--- Input rows ---
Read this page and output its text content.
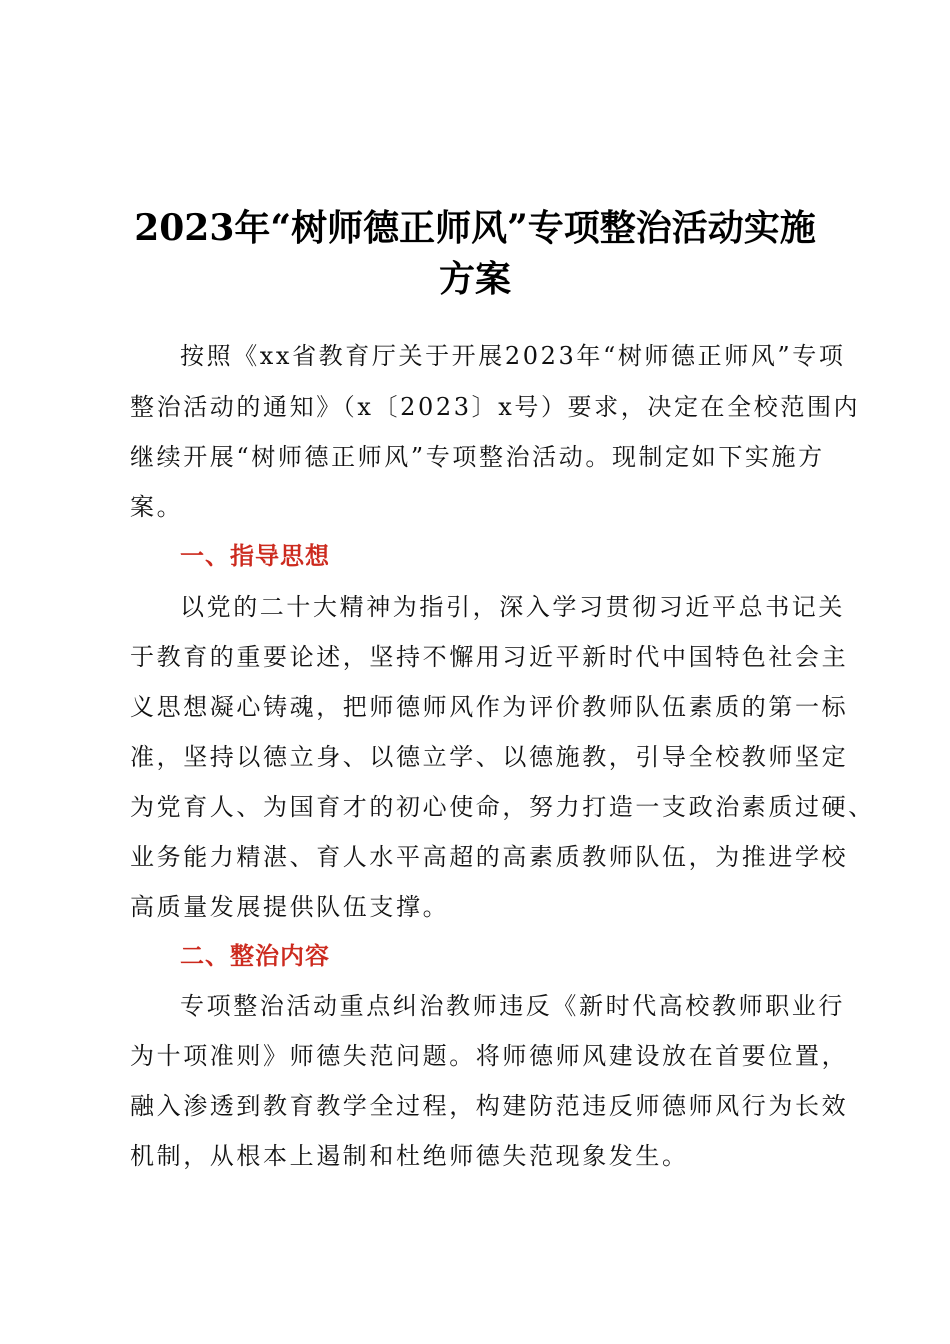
2023年“树师德正师风”专项整治活动实施
方案
按照《xx省教育厅关于开展2023年“树师德正师风”专项
整治活动的通知》（x〔2023〕x号）要求，决定在全校范围内
继续开展“树师德正师风”专项整治活动。现制定如下实施方
案。
一、指导思想
以党的二十大精神为指引，深入学习贯彻习近平总书记关
于教育的重要论述，坚持不懈用习近平新时代中国特色社会主
义思想凝心铸魂，把师德师风作为评价教师队伍素质的第一标
准，坚持以德立身、以德立学、以德施教，引导全校教师坚定
为党育人、为国育才的初心使命，努力打造一支政治素质过硬、
业务能力精湛、育人水平高超的高素质教师队伍，为推进学校
高质量发展提供队伍支撑。
二、整治内容
专项整治活动重点纠治教师违反《新时代高校教师职业行
为十项准则》师德失范问题。将师德师风建设放在首要位置，
融入渗透到教育教学全过程，构建防范违反师德师风行为长效
机制，从根本上遏制和杜绝师德失范现象发生。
---
| Objective |
Repeat each entry precisely as it appears. Leave the pictures out.

| Exercise response |
Read this page and output its text content.
2023年“树师德正师风”专项整治活动实施
方案
按照《xx省教育厅关于开展2023年“树师德正师风”专项
整治活动的通知》（x〔2023〕x号）要求，决定在全校范围内
继续开展“树师德正师风”专项整治活动。现制定如下实施方
案。
一、指导思想
以党的二十大精神为指引，深入学习贯彻习近平总书记关
于教育的重要论述，坚持不懈用习近平新时代中国特色社会主
义思想凝心铸魂，把师德师风作为评价教师队伍素质的第一标
准，坚持以德立身、以德立学、以德施教，引导全校教师坚定
为党育人、为国育才的初心使命，努力打造一支政治素质过硬、
业务能力精湛、育人水平高超的高素质教师队伍，为推进学校
高质量发展提供队伍支撑。
二、整治内容
专项整治活动重点纠治教师违反《新时代高校教师职业行
为十项准则》师德失范问题。将师德师风建设放在首要位置，
融入渗透到教育教学全过程，构建防范违反师德师风行为长效
机制，从根本上遏制和杜绝师德失范现象发生。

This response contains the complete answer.